(Data records)
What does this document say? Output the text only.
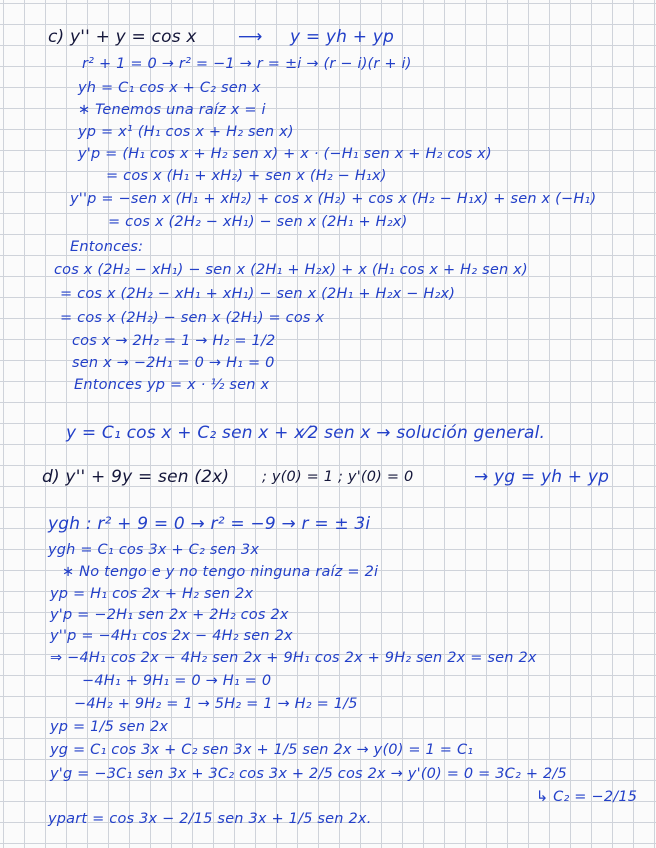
c) y'' + y = cos x ⟶ y = yh + yp
r² + 1 = 0 → r² = −1 → r = ±i → (r − i)(r + i)
yh = C₁ cos x + C₂ sen x
∗ Tenemos una raíz x = i
yp = x¹ (H₁ cos x + H₂ sen x)
y'p = (H₁ cos x + H₂ sen x) + x · (−H₁ sen x + H₂ cos x)
= cos x (H₁ + xH₂) + sen x (H₂ − H₁x)
y''p = −sen x (H₁ + xH₂) + cos x (H₂) + cos x (H₂ − H₁x) + sen x (−H₁)
= cos x (2H₂ − xH₁) − sen x (2H₁ + H₂x)
Entonces:
cos x (2H₂ − xH₁) − sen x (2H₁ + H₂x) + x (H₁ cos x + H₂ sen x)
= cos x (2H₂ − xH₁ + xH₁) − sen x (2H₁ + H₂x − H₂x)
= cos x (2H₂) − sen x (2H₁) = cos x
cos x → 2H₂ = 1 → H₂ = 1/2
sen x → −2H₁ = 0 → H₁ = 0
Entonces yp = x · ½ sen x
y = C₁ cos x + C₂ sen x + x⁄2 sen x → solución general.
d) y'' + 9y = sen (2x) ; y(0) = 1 ; y'(0) = 0	→ yg = yh + yp
ygh : r² + 9 = 0 → r² = −9 → r = ± 3i
ygh = C₁ cos 3x + C₂ sen 3x
∗ No tengo e y no tengo ninguna raíz = 2i
yp = H₁ cos 2x + H₂ sen 2x
y'p = −2H₁ sen 2x + 2H₂ cos 2x
y''p = −4H₁ cos 2x − 4H₂ sen 2x
⇒ −4H₁ cos 2x − 4H₂ sen 2x + 9H₁ cos 2x + 9H₂ sen 2x = sen 2x
−4H₁ + 9H₁ = 0 → H₁ = 0
−4H₂ + 9H₂ = 1 → 5H₂ = 1 → H₂ = 1/5
yp = 1/5 sen 2x
yg = C₁ cos 3x + C₂ sen 3x + 1/5 sen 2x → y(0) = 1 = C₁
y'g = −3C₁ sen 3x + 3C₂ cos 3x + 2/5 cos 2x → y'(0) = 0 = 3C₂ + 2/5
↳ C₂ = −2/15
ypart = cos 3x − 2/15 sen 3x + 1/5 sen 2x.
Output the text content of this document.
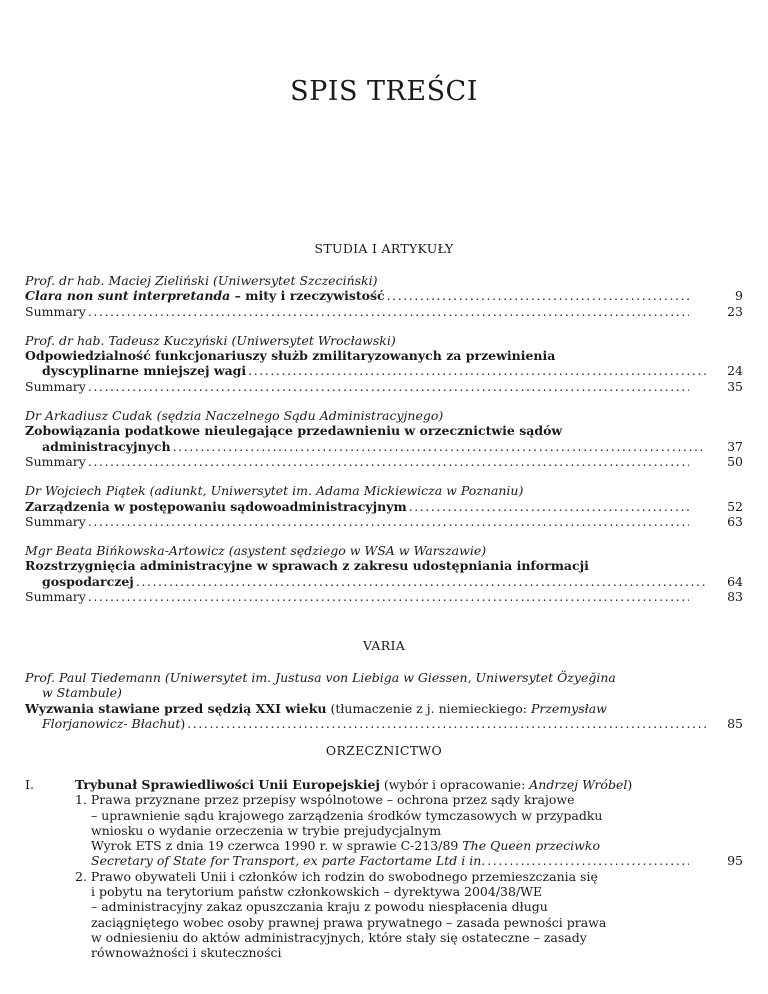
SPIS TREŚCI
STUDIA I ARTYKUŁY
Prof. dr hab. Maciej Zieliński (Uniwersytet Szczeciński)
Clara non sunt interpretanda – mity i rzeczywistość . . .	9
Summary . . .	23
Prof. dr hab. Tadeusz Kuczyński (Uniwersytet Wrocławski)
Odpowiedzialność funkcjonariuszy służb zmilitaryzowanych za przewinienia
dyscyplinarne mniejszej wagi . . .	24
Summary . . .	35
Dr Arkadiusz Cudak (sędzia Naczelnego Sądu Administracyjnego)
Zobowiązania podatkowe nieulegające przedawnieniu w orzecznictwie sądów
administracyjnych . . .	37
Summary . . .	50
Dr Wojciech Piątek (adiunkt, Uniwersytet im. Adama Mickiewicza w Poznaniu)
Zarządzenia w postępowaniu sądowoadministracyjnym . . .	52
Summary . . .	63
Mgr Beata Bińkowska-Artowicz (asystent sędziego w WSA w Warszawie)
Rozstrzygnięcia administracyjne w sprawach z zakresu udostępniania informacji
gospodarczej . . .	64
Summary . . .	83
VARIA
Prof. Paul Tiedemann (Uniwersytet im. Justusa von Liebiga w Giessen, Uniwersytet Özyeğina
w Stambule)
Wyzwania stawiane przed sędzią XXI wieku (tłumaczenie z j. niemieckiego: Przemysław
Florjanowicz- Błachut) . . .	85
ORZECZNICTWO
I.	Trybunał Sprawiedliwości Unii Europejskiej (wybór i opracowanie: Andrzej Wróbel)
1. Prawa przyznane przez przepisy wspólnotowe – ochrona przez sądy krajowe
– uprawnienie sądu krajowego zarządzenia środków tymczasowych w przypadku
wniosku o wydanie orzeczenia w trybie prejudycjalnym
Wyrok ETS z dnia 19 czerwca 1990 r. w sprawie C-213/89 The Queen przeciwko
Secretary of State for Transport, ex parte Factortame Ltd i in. . . .	95
2. Prawo obywateli Unii i członków ich rodzin do swobodnego przemieszczania się
i pobytu na terytorium państw członkowskich – dyrektywa 2004/38/WE
– administracyjny zakaz opuszczania kraju z powodu niespłacenia długu
zaciągniętego wobec osoby prawnej prawa prywatnego – zasada pewności prawa
w odniesieniu do aktów administracyjnych, które stały się ostateczne – zasady
równoważności i skuteczności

*STATED GOAL*. Copy every line of the data word for word, omitting the images.

*TASK RESULT*.
What does this document say? Output the text only.
c) y'' + y = cos x ⟶ y = yh + yp
r² + 1 = 0 → r² = −1 → r = ±i → (r − i)(r + i)
yh = C₁ cos x + C₂ sen x
∗ Tenemos una raíz x = i
yp = x¹ (H₁ cos x + H₂ sen x)
y'p = (H₁ cos x + H₂ sen x) + x · (−H₁ sen x + H₂ cos x)
= cos x (H₁ + xH₂) + sen x (H₂ − H₁x)
y''p = −sen x (H₁ + xH₂) + cos x (H₂) + cos x (H₂ − H₁x) + sen x (−H₁)
= cos x (2H₂ − xH₁) − sen x (2H₁ + H₂x)
Entonces:
cos x (2H₂ − xH₁) − sen x (2H₁ + H₂x) + x (H₁ cos x + H₂ sen x)
= cos x (2H₂ − xH₁ + xH₁) − sen x (2H₁ + H₂x − H₂x)
= cos x (2H₂) − sen x (2H₁) = cos x
cos x → 2H₂ = 1 → H₂ = 1/2
sen x → −2H₁ = 0 → H₁ = 0
Entonces yp = x · ½ sen x
y = C₁ cos x + C₂ sen x + x⁄2 sen x → solución general.
d) y'' + 9y = sen (2x) ; y(0) = 1 ; y'(0) = 0	→ yg = yh + yp
ygh : r² + 9 = 0 → r² = −9 → r = ± 3i
ygh = C₁ cos 3x + C₂ sen 3x
∗ No tengo e y no tengo ninguna raíz = 2i
yp = H₁ cos 2x + H₂ sen 2x
y'p = −2H₁ sen 2x + 2H₂ cos 2x
y''p = −4H₁ cos 2x − 4H₂ sen 2x
⇒ −4H₁ cos 2x − 4H₂ sen 2x + 9H₁ cos 2x + 9H₂ sen 2x = sen 2x
−4H₁ + 9H₁ = 0 → H₁ = 0
−4H₂ + 9H₂ = 1 → 5H₂ = 1 → H₂ = 1/5
yp = 1/5 sen 2x
yg = C₁ cos 3x + C₂ sen 3x + 1/5 sen 2x → y(0) = 1 = C₁
y'g = −3C₁ sen 3x + 3C₂ cos 3x + 2/5 cos 2x → y'(0) = 0 = 3C₂ + 2/5
↳ C₂ = −2/15
ypart = cos 3x − 2/15 sen 3x + 1/5 sen 2x.
Output the text content of this document.
SPIS TREŚCI
STUDIA I ARTYKUŁY
Prof. dr hab. Maciej Zieliński (Uniwersytet Szczeciński)
Clara non sunt interpretanda – mity i rzeczywistość . . .	9
Summary . . .	23
Prof. dr hab. Tadeusz Kuczyński (Uniwersytet Wrocławski)
Odpowiedzialność funkcjonariuszy służb zmilitaryzowanych za przewinienia
dyscyplinarne mniejszej wagi . . .	24
Summary . . .	35
Dr Arkadiusz Cudak (sędzia Naczelnego Sądu Administracyjnego)
Zobowiązania podatkowe nieulegające przedawnieniu w orzecznictwie sądów
administracyjnych . . .	37
Summary . . .	50
Dr Wojciech Piątek (adiunkt, Uniwersytet im. Adama Mickiewicza w Poznaniu)
Zarządzenia w postępowaniu sądowoadministracyjnym . . .	52
Summary . . .	63
Mgr Beata Bińkowska-Artowicz (asystent sędziego w WSA w Warszawie)
Rozstrzygnięcia administracyjne w sprawach z zakresu udostępniania informacji
gospodarczej . . .	64
Summary . . .	83
VARIA
Prof. Paul Tiedemann (Uniwersytet im. Justusa von Liebiga w Giessen, Uniwersytet Özyeğina
w Stambule)
Wyzwania stawiane przed sędzią XXI wieku (tłumaczenie z j. niemieckiego: Przemysław
Florjanowicz- Błachut) . . .	85
ORZECZNICTWO
I.	Trybunał Sprawiedliwości Unii Europejskiej (wybór i opracowanie: Andrzej Wróbel)
1. Prawa przyznane przez przepisy wspólnotowe – ochrona przez sądy krajowe
– uprawnienie sądu krajowego zarządzenia środków tymczasowych w przypadku
wniosku o wydanie orzeczenia w trybie prejudycjalnym
Wyrok ETS z dnia 19 czerwca 1990 r. w sprawie C-213/89 The Queen przeciwko
Secretary of State for Transport, ex parte Factortame Ltd i in. . . .	95
2. Prawo obywateli Unii i członków ich rodzin do swobodnego przemieszczania się
i pobytu na terytorium państw członkowskich – dyrektywa 2004/38/WE
– administracyjny zakaz opuszczania kraju z powodu niespłacenia długu
zaciągniętego wobec osoby prawnej prawa prywatnego – zasada pewności prawa
w odniesieniu do aktów administracyjnych, które stały się ostateczne – zasady
równoważności i skuteczności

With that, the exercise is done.